REQUIREMENTS:
The data below is to be returned in full and exactly.

DATA ENTRIES:
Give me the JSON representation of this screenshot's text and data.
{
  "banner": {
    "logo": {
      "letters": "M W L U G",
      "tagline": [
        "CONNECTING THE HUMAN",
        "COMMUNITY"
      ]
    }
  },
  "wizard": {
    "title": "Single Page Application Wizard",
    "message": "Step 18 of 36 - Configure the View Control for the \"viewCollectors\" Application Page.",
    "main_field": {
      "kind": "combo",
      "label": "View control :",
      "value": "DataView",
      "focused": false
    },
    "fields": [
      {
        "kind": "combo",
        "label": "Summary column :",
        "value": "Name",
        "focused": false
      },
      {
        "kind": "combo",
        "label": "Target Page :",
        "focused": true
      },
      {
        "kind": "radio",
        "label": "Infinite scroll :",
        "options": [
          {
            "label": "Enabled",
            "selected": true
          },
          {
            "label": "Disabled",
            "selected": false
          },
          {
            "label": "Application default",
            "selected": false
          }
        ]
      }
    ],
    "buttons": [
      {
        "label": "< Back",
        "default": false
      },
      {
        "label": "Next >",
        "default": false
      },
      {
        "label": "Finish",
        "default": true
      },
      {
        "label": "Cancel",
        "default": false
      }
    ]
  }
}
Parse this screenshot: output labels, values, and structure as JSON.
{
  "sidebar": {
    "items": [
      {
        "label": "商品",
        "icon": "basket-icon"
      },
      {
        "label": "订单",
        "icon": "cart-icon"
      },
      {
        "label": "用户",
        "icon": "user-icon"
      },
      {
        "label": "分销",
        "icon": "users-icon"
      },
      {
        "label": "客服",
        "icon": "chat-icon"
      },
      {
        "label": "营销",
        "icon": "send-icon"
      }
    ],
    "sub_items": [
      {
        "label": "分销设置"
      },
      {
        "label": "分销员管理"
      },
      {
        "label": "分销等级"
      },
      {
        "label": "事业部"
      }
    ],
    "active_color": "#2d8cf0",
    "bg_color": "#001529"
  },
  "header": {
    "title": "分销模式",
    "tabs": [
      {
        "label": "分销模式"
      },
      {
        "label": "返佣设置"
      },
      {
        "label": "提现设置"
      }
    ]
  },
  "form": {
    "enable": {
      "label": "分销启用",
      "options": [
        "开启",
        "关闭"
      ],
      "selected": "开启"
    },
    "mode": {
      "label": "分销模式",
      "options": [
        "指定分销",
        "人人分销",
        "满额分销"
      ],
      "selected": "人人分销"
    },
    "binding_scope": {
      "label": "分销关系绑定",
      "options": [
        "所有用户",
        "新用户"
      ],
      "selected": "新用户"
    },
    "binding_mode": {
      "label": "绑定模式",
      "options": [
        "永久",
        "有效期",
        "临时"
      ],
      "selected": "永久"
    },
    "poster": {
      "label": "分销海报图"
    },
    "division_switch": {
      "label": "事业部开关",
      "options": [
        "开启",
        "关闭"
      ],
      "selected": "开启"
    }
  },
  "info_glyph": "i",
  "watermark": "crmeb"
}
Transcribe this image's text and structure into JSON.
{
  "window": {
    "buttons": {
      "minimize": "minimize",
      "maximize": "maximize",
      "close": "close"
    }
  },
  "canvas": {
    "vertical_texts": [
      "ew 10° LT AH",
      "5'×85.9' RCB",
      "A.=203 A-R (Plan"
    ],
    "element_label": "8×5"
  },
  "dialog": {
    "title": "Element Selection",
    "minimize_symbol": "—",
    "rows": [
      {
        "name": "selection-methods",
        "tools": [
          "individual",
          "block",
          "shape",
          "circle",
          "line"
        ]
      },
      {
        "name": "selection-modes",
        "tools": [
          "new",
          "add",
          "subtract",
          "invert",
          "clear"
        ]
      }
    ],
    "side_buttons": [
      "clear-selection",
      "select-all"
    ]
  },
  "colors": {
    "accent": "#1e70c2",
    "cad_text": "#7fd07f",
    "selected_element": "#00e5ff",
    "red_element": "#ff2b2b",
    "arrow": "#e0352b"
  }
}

TASK SOLUTION:
Give me the JSON representation of this screenshot's text and data.
{
  "banner": {
    "logo": {
      "letters": "M W L U G",
      "tagline": [
        "CONNECTING THE HUMAN",
        "COMMUNITY"
      ]
    }
  },
  "wizard": {
    "title": "Single Page Application Wizard",
    "message": "Step 18 of 36 - Configure the View Control for the \"viewCollectors\" Application Page.",
    "main_field": {
      "kind": "combo",
      "label": "View control :",
      "value": "DataView",
      "focused": false
    },
    "fields": [
      {
        "kind": "combo",
        "label": "Summary column :",
        "value": "Name",
        "focused": false
      },
      {
        "kind": "combo",
        "label": "Target Page :",
        "focused": true
      },
      {
        "kind": "radio",
        "label": "Infinite scroll :",
        "options": [
          {
            "label": "Enabled",
            "selected": true
          },
          {
            "label": "Disabled",
            "selected": false
          },
          {
            "label": "Application default",
            "selected": false
          }
        ]
      }
    ],
    "buttons": [
      {
        "label": "< Back",
        "default": false
      },
      {
        "label": "Next >",
        "default": false
      },
      {
        "label": "Finish",
        "default": true
      },
      {
        "label": "Cancel",
        "default": false
      }
    ]
  }
}
Parse this screenshot: output labels, values, and structure as JSON.
{
  "sidebar": {
    "items": [
      {
        "label": "商品",
        "icon": "basket-icon"
      },
      {
        "label": "订单",
        "icon": "cart-icon"
      },
      {
        "label": "用户",
        "icon": "user-icon"
      },
      {
        "label": "分销",
        "icon": "users-icon"
      },
      {
        "label": "客服",
        "icon": "chat-icon"
      },
      {
        "label": "营销",
        "icon": "send-icon"
      }
    ],
    "sub_items": [
      {
        "label": "分销设置"
      },
      {
        "label": "分销员管理"
      },
      {
        "label": "分销等级"
      },
      {
        "label": "事业部"
      }
    ],
    "active_color": "#2d8cf0",
    "bg_color": "#001529"
  },
  "header": {
    "title": "分销模式",
    "tabs": [
      {
        "label": "分销模式"
      },
      {
        "label": "返佣设置"
      },
      {
        "label": "提现设置"
      }
    ]
  },
  "form": {
    "enable": {
      "label": "分销启用",
      "options": [
        "开启",
        "关闭"
      ],
      "selected": "开启"
    },
    "mode": {
      "label": "分销模式",
      "options": [
        "指定分销",
        "人人分销",
        "满额分销"
      ],
      "selected": "人人分销"
    },
    "binding_scope": {
      "label": "分销关系绑定",
      "options": [
        "所有用户",
        "新用户"
      ],
      "selected": "新用户"
    },
    "binding_mode": {
      "label": "绑定模式",
      "options": [
        "永久",
        "有效期",
        "临时"
      ],
      "selected": "永久"
    },
    "poster": {
      "label": "分销海报图"
    },
    "division_switch": {
      "label": "事业部开关",
      "options": [
        "开启",
        "关闭"
      ],
      "selected": "开启"
    }
  },
  "info_glyph": "i",
  "watermark": "crmeb"
}
Transcribe this image's text and structure into JSON.
{
  "window": {
    "buttons": {
      "minimize": "minimize",
      "maximize": "maximize",
      "close": "close"
    }
  },
  "canvas": {
    "vertical_texts": [
      "ew 10° LT AH",
      "5'×85.9' RCB",
      "A.=203 A-R (Plan"
    ],
    "element_label": "8×5"
  },
  "dialog": {
    "title": "Element Selection",
    "minimize_symbol": "—",
    "rows": [
      {
        "name": "selection-methods",
        "tools": [
          "individual",
          "block",
          "shape",
          "circle",
          "line"
        ]
      },
      {
        "name": "selection-modes",
        "tools": [
          "new",
          "add",
          "subtract",
          "invert",
          "clear"
        ]
      }
    ],
    "side_buttons": [
      "clear-selection",
      "select-all"
    ]
  },
  "colors": {
    "accent": "#1e70c2",
    "cad_text": "#7fd07f",
    "selected_element": "#00e5ff",
    "red_element": "#ff2b2b",
    "arrow": "#e0352b"
  }
}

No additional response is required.